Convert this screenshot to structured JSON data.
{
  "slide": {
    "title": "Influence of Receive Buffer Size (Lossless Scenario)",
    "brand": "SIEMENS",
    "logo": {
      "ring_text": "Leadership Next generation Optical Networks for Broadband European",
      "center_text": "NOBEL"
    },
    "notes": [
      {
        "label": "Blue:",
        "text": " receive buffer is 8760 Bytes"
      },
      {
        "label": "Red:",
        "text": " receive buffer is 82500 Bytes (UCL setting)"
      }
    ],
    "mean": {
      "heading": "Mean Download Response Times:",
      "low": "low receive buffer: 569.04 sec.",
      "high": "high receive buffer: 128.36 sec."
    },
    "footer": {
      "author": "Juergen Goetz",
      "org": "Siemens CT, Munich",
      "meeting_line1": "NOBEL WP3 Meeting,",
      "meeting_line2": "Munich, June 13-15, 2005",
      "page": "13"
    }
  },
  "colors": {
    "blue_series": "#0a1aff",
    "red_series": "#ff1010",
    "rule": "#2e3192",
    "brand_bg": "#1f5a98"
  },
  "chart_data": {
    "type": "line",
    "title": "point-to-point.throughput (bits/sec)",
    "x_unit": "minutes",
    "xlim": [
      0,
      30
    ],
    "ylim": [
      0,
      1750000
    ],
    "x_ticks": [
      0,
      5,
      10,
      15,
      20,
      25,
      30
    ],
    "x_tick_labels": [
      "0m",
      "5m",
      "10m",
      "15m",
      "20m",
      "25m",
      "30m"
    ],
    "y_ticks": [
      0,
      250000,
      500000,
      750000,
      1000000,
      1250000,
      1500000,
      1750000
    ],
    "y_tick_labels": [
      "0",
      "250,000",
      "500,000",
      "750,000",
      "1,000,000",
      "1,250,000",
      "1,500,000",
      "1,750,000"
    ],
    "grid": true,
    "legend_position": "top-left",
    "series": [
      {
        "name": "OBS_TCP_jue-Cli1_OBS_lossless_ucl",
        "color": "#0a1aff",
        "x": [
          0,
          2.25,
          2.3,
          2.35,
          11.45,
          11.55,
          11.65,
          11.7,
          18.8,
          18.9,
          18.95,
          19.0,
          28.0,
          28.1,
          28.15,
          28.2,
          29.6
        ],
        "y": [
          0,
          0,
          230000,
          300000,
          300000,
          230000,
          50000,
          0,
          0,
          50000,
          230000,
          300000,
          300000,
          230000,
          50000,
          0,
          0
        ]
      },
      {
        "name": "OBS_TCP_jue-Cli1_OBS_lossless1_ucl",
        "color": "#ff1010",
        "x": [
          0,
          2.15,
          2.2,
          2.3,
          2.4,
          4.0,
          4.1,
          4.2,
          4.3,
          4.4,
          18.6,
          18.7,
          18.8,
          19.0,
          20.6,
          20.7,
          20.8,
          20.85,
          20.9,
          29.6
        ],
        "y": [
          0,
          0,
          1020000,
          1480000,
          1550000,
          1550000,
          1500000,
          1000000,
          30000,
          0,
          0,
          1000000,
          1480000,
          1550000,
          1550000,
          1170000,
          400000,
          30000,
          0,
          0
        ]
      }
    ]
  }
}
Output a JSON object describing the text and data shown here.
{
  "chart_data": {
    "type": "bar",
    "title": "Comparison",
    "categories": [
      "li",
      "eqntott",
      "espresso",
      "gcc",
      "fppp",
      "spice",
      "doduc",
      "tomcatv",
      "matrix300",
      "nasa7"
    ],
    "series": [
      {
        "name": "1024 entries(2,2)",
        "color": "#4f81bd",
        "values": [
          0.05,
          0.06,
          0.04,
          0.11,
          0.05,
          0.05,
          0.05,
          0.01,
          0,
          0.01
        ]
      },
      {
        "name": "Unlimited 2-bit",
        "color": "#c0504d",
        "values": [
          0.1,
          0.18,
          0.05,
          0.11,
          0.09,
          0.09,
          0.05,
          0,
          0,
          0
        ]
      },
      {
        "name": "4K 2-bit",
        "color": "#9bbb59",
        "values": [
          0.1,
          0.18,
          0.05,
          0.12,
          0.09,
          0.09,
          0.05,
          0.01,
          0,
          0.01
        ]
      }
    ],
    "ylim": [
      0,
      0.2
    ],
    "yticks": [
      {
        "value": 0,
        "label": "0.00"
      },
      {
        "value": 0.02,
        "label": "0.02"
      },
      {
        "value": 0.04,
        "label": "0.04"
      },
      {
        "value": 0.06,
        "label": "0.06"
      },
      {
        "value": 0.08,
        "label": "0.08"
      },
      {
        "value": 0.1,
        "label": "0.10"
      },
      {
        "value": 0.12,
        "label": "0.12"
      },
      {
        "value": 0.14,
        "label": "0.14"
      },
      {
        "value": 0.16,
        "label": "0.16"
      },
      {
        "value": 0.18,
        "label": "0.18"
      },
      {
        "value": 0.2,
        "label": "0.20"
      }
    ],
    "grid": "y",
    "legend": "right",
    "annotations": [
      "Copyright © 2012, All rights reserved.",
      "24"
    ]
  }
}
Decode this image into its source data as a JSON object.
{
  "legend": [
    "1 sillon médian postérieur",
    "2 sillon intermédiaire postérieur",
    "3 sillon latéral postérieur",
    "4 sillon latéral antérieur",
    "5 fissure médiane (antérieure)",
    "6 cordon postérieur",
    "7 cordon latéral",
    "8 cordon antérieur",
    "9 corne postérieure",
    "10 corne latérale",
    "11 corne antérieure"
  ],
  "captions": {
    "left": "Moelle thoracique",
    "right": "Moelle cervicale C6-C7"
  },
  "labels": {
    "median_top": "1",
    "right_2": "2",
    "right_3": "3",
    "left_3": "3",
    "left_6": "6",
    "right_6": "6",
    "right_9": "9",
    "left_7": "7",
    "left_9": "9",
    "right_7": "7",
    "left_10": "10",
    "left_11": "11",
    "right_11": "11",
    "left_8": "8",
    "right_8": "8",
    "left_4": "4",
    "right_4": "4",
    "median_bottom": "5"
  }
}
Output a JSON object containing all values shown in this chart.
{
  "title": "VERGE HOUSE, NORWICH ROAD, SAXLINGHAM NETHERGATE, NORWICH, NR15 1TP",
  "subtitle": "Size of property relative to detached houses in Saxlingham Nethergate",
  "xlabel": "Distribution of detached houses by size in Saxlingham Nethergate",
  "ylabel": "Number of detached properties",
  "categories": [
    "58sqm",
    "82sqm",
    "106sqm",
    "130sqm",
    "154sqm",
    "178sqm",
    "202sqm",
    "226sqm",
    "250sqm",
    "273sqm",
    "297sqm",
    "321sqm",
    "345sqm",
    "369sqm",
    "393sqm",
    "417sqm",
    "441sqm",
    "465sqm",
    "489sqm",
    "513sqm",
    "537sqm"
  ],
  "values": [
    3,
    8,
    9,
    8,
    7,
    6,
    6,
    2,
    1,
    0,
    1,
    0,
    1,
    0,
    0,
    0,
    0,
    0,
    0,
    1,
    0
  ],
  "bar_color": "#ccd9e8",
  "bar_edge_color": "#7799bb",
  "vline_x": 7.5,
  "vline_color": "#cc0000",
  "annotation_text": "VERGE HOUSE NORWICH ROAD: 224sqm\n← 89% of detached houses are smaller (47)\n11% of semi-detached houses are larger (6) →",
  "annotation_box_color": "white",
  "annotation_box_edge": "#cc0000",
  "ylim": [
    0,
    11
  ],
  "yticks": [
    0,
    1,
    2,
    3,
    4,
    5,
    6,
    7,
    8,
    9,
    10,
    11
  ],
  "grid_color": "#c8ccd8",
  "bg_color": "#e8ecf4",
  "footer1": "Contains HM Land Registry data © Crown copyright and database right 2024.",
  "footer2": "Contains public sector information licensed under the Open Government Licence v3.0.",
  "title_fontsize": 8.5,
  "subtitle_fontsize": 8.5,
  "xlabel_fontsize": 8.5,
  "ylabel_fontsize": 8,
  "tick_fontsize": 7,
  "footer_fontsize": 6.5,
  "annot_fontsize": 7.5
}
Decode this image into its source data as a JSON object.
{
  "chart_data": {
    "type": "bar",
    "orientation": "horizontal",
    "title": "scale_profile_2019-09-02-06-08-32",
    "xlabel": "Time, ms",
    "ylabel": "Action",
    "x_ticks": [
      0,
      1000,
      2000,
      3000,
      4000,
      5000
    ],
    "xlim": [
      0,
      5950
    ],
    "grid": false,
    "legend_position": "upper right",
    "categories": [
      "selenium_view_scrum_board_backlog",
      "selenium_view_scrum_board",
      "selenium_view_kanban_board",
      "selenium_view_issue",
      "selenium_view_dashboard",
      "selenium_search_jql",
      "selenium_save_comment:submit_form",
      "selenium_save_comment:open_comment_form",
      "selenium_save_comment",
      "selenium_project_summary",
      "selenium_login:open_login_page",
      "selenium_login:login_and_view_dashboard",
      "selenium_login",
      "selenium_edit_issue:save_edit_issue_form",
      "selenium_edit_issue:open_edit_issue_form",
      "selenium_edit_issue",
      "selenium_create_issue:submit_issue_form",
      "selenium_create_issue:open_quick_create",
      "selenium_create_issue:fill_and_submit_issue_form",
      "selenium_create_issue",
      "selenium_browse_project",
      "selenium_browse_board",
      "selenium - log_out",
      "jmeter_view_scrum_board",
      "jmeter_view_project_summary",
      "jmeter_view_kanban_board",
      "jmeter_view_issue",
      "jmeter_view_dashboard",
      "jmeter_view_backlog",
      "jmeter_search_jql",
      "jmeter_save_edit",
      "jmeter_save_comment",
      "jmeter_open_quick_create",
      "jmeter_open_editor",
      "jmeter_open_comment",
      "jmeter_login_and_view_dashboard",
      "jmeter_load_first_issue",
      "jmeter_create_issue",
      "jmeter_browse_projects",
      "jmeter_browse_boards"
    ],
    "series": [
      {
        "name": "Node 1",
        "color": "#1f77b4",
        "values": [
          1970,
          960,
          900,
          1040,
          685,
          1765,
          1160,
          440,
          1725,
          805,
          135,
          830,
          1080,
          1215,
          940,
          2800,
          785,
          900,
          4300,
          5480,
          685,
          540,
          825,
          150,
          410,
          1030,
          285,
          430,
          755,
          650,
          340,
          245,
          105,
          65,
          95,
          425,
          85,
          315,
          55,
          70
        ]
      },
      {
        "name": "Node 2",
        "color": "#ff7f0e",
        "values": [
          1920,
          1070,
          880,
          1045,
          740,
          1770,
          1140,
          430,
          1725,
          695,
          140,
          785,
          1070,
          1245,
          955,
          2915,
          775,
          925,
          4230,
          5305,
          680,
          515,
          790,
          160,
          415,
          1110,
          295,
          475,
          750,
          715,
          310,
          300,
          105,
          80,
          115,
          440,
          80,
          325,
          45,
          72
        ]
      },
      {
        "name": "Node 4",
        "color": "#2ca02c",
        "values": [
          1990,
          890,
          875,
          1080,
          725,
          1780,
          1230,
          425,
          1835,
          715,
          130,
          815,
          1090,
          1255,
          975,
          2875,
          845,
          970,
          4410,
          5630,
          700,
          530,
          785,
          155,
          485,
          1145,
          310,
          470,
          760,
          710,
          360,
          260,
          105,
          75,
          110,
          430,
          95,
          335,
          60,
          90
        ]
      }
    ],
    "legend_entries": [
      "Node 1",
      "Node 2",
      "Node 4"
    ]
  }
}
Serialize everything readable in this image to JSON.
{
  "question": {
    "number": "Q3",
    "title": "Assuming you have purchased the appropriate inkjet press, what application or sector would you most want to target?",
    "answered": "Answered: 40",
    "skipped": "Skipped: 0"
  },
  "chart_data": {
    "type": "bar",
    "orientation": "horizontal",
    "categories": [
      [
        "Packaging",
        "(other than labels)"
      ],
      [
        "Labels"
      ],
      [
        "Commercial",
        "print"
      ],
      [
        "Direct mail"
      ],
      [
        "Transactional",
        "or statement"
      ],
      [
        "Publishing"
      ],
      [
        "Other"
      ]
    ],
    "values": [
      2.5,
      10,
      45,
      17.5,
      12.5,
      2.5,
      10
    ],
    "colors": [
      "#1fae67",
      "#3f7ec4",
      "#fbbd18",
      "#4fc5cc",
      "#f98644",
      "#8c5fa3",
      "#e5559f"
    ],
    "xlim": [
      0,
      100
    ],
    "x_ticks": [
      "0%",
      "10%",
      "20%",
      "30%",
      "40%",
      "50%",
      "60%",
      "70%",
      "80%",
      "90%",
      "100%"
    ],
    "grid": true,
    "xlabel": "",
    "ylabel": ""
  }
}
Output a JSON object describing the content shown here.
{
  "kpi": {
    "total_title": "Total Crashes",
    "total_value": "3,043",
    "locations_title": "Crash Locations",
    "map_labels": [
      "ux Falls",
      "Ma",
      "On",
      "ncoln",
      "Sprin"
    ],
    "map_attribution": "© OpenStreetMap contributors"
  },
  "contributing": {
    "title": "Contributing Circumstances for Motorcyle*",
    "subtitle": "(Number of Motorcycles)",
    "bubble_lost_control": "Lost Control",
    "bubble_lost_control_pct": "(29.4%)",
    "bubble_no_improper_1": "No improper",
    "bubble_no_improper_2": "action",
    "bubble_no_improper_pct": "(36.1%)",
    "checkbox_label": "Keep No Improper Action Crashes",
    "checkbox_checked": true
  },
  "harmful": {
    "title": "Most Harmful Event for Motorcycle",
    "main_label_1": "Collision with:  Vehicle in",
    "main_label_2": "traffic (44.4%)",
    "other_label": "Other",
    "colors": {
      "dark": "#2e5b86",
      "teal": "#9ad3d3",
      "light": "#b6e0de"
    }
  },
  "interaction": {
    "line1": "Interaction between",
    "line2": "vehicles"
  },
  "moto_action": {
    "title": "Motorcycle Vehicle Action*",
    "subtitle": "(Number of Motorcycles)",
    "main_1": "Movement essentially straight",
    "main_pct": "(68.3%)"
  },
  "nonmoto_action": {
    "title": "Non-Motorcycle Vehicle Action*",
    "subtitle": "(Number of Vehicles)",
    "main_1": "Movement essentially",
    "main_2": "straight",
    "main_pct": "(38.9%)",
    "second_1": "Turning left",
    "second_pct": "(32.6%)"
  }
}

EXERCISE PROMPT: Counting only lines of the data above that hold "NOBEL", report the total and nothing else.

FULL OUTPUT: 2